# Start of Material
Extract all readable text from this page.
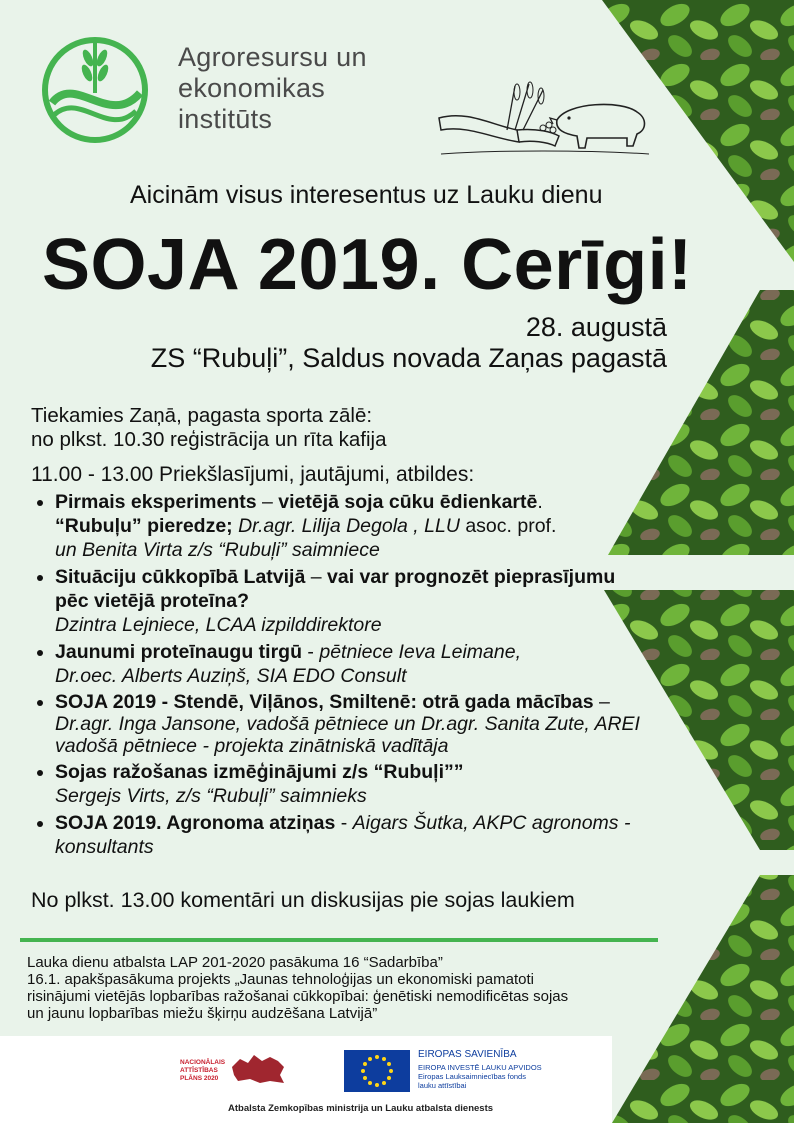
Agroresursu un
ekonomikas
institūts
Aicinām visus interesentus uz Lauku dienu
SOJA 2019. Cerīgi!
28. augustā
ZS “Rubuļi”, Saldus novada Zaņas pagastā
Tiekamies Zaņā, pagasta sporta zālē:
no plkst. 10.30 reģistrācija un rīta kafija
11.00 - 13.00 Priekšlasījumi, jautājumi, atbildes:
• Pirmais eksperiments – vietējā soja cūku ēdienkartē.
“Rubuļu” pieredze; Dr.agr. Lilija Degola , LLU asoc. prof.
un Benita Virta z/s “Rubuļi” saimniece
• Situāciju cūkkopībā Latvijā – vai var prognozēt pieprasījumu pēc vietējā proteīna?
Dzintra Lejniece, LCAA izpilddirektore
• Jaunumi proteīnaugu tirgū - pētniece Ieva Leimane,
Dr.oec. Alberts Auziņš, SIA EDO Consult
• SOJA 2019 - Stendē, Viļānos, Smiltenē: otrā gada mācības –Dr.agr. Inga Jansone, vadošā pētniece un Dr.agr. Sanita Zute, AREI vadošā pētniece - projekta zinātniskā vadītāja
• Sojas ražošanas izmēģinājumi z/s “Rubuļi””
Sergejs Virts, z/s “Rubuļi” saimnieks
• SOJA 2019. Agronoma atziņas - Aigars Šutka, AKPC agronoms - konsultants
No plkst. 13.00 komentāri un diskusijas pie sojas laukiem
Lauka dienu atbalsta LAP 201-2020 pasākuma 16 “Sadarbība”
16.1. apakšpasākuma projekts „Jaunas tehnoloģijas un ekonomiski pamatoti
risinājumi vietējās lopbarības ražošanai cūkkopībai: ģenētiski nemodificētas sojas
un jaunu lopbarības miežu šķirņu audzēšana Latvijā”
NACIONĀLAIS
ATTĪSTĪBAS
PLĀNS 2020
EIROPAS SAVIENĪBA
EIROPA INVESTĒ LAUKU APVIDOS
Eiropas Lauksaimniecības fonds
lauku attīstībai
Atbalsta Zemkopības ministrija un Lauku atbalsta dienests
# End of Material
What you need to do
Keep the pictures out of the copy and return the rest of the data above exactly.

Solution to the problem
Extract all readable text from this page.
Agroresursu un
ekonomikas
institūts
Aicinām visus interesentus uz Lauku dienu
SOJA 2019. Cerīgi!
28. augustā
ZS “Rubuļi”, Saldus novada Zaņas pagastā
Tiekamies Zaņā, pagasta sporta zālē:
no plkst. 10.30 reģistrācija un rīta kafija
11.00 - 13.00 Priekšlasījumi, jautājumi, atbildes:
• Pirmais eksperiments – vietējā soja cūku ēdienkartē.
“Rubuļu” pieredze; Dr.agr. Lilija Degola , LLU asoc. prof.
un Benita Virta z/s “Rubuļi” saimniece
• Situāciju cūkkopībā Latvijā – vai var prognozēt pieprasījumu pēc vietējā proteīna?
Dzintra Lejniece, LCAA izpilddirektore
• Jaunumi proteīnaugu tirgū - pētniece Ieva Leimane,
Dr.oec. Alberts Auziņš, SIA EDO Consult
• SOJA 2019 - Stendē, Viļānos, Smiltenē: otrā gada mācības –Dr.agr. Inga Jansone, vadošā pētniece un Dr.agr. Sanita Zute, AREI vadošā pētniece - projekta zinātniskā vadītāja
• Sojas ražošanas izmēģinājumi z/s “Rubuļi””
Sergejs Virts, z/s “Rubuļi” saimnieks
• SOJA 2019. Agronoma atziņas - Aigars Šutka, AKPC agronoms - konsultants
No plkst. 13.00 komentāri un diskusijas pie sojas laukiem
Lauka dienu atbalsta LAP 201-2020 pasākuma 16 “Sadarbība”
16.1. apakšpasākuma projekts „Jaunas tehnoloģijas un ekonomiski pamatoti
risinājumi vietējās lopbarības ražošanai cūkkopībai: ģenētiski nemodificētas sojas
un jaunu lopbarības miežu šķirņu audzēšana Latvijā”
NACIONĀLAIS
ATTĪSTĪBAS
PLĀNS 2020
EIROPAS SAVIENĪBA
EIROPA INVESTĒ LAUKU APVIDOS
Eiropas Lauksaimniecības fonds
lauku attīstībai
Atbalsta Zemkopības ministrija un Lauku atbalsta dienests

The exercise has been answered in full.